# WHAT IS NEEDED
Transcribe the full listing exactly, and drop every picture.

Stored data entries:
════════════════════
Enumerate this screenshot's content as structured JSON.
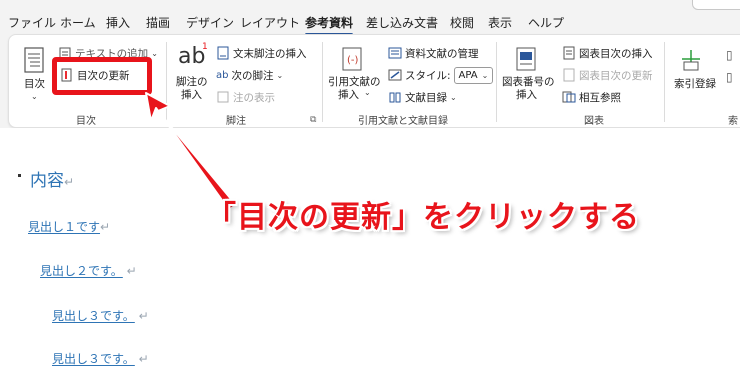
{
  "tabs": [
    "ファイル",
    "ホーム",
    "挿入",
    "描画",
    "デザイン",
    "レイアウト",
    "参考資料",
    "差し込み文書",
    "校閲",
    "表示",
    "ヘルプ"
  ],
  "active_tab": "参考資料",
  "ribbon": {
    "toc_group": {
      "big_button": "目次",
      "add_text": "テキストの追加",
      "update_toc": "目次の更新",
      "label": "目次"
    },
    "footnote_group": {
      "big_button_line1": "脚注の",
      "big_button_line2": "挿入",
      "insert_endnote": "文末脚注の挿入",
      "next_footnote": "次の脚注",
      "show_notes": "注の表示",
      "label": "脚注"
    },
    "citation_group": {
      "big_button_line1": "引用文献の",
      "big_button_line2": "挿入",
      "manage_sources": "資料文献の管理",
      "style_label": "スタイル:",
      "style_value": "APA",
      "bibliography": "文献目録",
      "label": "引用文献と文献目録"
    },
    "caption_group": {
      "big_button_line1": "図表番号の",
      "big_button_line2": "挿入",
      "insert_table_of_figures": "図表目次の挿入",
      "update_table_of_figures": "図表目次の更新",
      "cross_reference": "相互参照",
      "label": "図表"
    },
    "index_group": {
      "mark_entry": "索引登録",
      "label": "索"
    }
  },
  "document": {
    "toc_title": "内容",
    "lines": [
      "見出し１です",
      "見出し２です。",
      "見出し３です。",
      "見出し３です。"
    ]
  },
  "annotation": "「目次の更新」をクリックする",
  "colors": {
    "annotation_red": "#e8141b",
    "link_blue": "#2e74b5",
    "ribbon_bg": "#f3f3f3"
  }
}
════════════════════
# ANSWER TO THE TASK
Enumerate this screenshot's content as structured JSON.
{
  "tabs": [
    "ファイル",
    "ホーム",
    "挿入",
    "描画",
    "デザイン",
    "レイアウト",
    "参考資料",
    "差し込み文書",
    "校閲",
    "表示",
    "ヘルプ"
  ],
  "active_tab": "参考資料",
  "ribbon": {
    "toc_group": {
      "big_button": "目次",
      "add_text": "テキストの追加",
      "update_toc": "目次の更新",
      "label": "目次"
    },
    "footnote_group": {
      "big_button_line1": "脚注の",
      "big_button_line2": "挿入",
      "insert_endnote": "文末脚注の挿入",
      "next_footnote": "次の脚注",
      "show_notes": "注の表示",
      "label": "脚注"
    },
    "citation_group": {
      "big_button_line1": "引用文献の",
      "big_button_line2": "挿入",
      "manage_sources": "資料文献の管理",
      "style_label": "スタイル:",
      "style_value": "APA",
      "bibliography": "文献目録",
      "label": "引用文献と文献目録"
    },
    "caption_group": {
      "big_button_line1": "図表番号の",
      "big_button_line2": "挿入",
      "insert_table_of_figures": "図表目次の挿入",
      "update_table_of_figures": "図表目次の更新",
      "cross_reference": "相互参照",
      "label": "図表"
    },
    "index_group": {
      "mark_entry": "索引登録",
      "label": "索"
    }
  },
  "document": {
    "toc_title": "内容",
    "lines": [
      "見出し１です",
      "見出し２です。",
      "見出し３です。",
      "見出し３です。"
    ]
  },
  "annotation": "「目次の更新」をクリックする",
  "colors": {
    "annotation_red": "#e8141b",
    "link_blue": "#2e74b5",
    "ribbon_bg": "#f3f3f3"
  }
}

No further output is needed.